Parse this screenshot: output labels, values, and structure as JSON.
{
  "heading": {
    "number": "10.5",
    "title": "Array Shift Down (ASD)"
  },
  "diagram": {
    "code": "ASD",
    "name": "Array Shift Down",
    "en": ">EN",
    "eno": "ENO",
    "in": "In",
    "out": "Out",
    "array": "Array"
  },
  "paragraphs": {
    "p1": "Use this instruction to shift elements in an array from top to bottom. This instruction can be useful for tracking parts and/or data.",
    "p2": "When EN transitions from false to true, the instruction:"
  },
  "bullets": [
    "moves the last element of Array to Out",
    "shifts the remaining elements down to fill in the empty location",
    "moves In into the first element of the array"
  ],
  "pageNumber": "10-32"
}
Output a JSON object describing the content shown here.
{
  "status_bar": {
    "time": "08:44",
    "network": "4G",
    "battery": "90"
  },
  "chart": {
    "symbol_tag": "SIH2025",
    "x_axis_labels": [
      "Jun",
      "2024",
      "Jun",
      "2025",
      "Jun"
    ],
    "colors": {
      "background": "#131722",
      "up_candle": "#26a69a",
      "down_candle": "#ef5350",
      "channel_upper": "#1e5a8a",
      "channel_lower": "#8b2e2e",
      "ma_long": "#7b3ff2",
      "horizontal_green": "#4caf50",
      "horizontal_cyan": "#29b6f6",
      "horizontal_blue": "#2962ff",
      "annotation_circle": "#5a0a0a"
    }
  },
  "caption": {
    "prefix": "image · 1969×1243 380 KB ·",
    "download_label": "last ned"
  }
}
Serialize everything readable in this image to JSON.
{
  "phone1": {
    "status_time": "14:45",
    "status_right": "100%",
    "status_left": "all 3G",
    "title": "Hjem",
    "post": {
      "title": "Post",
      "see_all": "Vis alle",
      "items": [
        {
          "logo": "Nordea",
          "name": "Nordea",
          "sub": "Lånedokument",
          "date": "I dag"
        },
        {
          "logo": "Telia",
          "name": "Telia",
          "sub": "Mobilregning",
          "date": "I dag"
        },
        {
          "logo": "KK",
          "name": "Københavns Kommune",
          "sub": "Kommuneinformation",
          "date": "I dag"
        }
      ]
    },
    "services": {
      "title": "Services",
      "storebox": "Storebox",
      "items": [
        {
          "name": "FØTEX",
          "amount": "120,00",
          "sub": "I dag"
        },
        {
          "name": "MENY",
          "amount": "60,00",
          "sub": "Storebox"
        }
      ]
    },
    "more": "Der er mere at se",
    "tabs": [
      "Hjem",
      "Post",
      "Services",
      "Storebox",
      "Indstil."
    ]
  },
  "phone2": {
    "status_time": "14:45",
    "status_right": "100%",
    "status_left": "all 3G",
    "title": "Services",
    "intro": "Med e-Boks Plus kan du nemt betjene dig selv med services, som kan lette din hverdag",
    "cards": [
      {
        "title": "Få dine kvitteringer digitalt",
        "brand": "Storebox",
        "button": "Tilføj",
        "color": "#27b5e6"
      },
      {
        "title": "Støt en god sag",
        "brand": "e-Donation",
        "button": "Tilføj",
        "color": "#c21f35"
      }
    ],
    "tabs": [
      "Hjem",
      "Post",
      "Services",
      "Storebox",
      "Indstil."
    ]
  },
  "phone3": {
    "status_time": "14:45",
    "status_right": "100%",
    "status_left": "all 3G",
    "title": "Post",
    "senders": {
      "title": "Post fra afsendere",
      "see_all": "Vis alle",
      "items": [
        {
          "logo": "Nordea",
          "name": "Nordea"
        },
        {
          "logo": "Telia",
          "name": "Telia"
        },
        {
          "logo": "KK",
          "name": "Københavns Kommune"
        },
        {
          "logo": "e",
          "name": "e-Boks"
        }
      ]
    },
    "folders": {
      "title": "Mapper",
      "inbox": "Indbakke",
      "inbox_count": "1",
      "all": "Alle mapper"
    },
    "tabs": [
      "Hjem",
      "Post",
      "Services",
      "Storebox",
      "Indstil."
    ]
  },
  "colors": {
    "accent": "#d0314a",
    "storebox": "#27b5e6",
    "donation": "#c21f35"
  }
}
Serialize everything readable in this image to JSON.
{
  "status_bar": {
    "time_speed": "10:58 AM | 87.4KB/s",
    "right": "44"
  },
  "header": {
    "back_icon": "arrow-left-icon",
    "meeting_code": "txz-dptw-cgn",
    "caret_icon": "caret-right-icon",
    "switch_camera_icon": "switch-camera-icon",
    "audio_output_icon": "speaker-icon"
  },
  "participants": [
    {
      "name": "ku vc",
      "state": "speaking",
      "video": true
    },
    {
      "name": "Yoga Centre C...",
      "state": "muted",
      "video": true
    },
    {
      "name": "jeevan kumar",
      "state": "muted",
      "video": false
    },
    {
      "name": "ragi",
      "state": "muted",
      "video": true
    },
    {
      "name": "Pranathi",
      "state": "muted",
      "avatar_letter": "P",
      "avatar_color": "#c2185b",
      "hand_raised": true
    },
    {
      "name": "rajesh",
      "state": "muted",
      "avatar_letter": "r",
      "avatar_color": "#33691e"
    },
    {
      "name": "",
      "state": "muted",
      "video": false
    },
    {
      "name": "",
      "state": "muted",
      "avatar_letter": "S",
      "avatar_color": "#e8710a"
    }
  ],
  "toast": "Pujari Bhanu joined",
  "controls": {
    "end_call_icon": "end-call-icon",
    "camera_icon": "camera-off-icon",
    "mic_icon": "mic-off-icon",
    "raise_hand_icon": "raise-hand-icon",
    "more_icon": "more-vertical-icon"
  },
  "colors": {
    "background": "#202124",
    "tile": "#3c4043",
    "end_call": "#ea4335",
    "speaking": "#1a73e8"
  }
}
* * *
● **Goal of the exercise**:
Pull out each line of the listing that holds the string "from".

● **Task output**:
    "p1": "Use this instruction to shift elements in an array from top to bottom. This instruction can be useful for tracking parts and/or data.",
    "p2": "When EN transitions from false to true, the instruction:"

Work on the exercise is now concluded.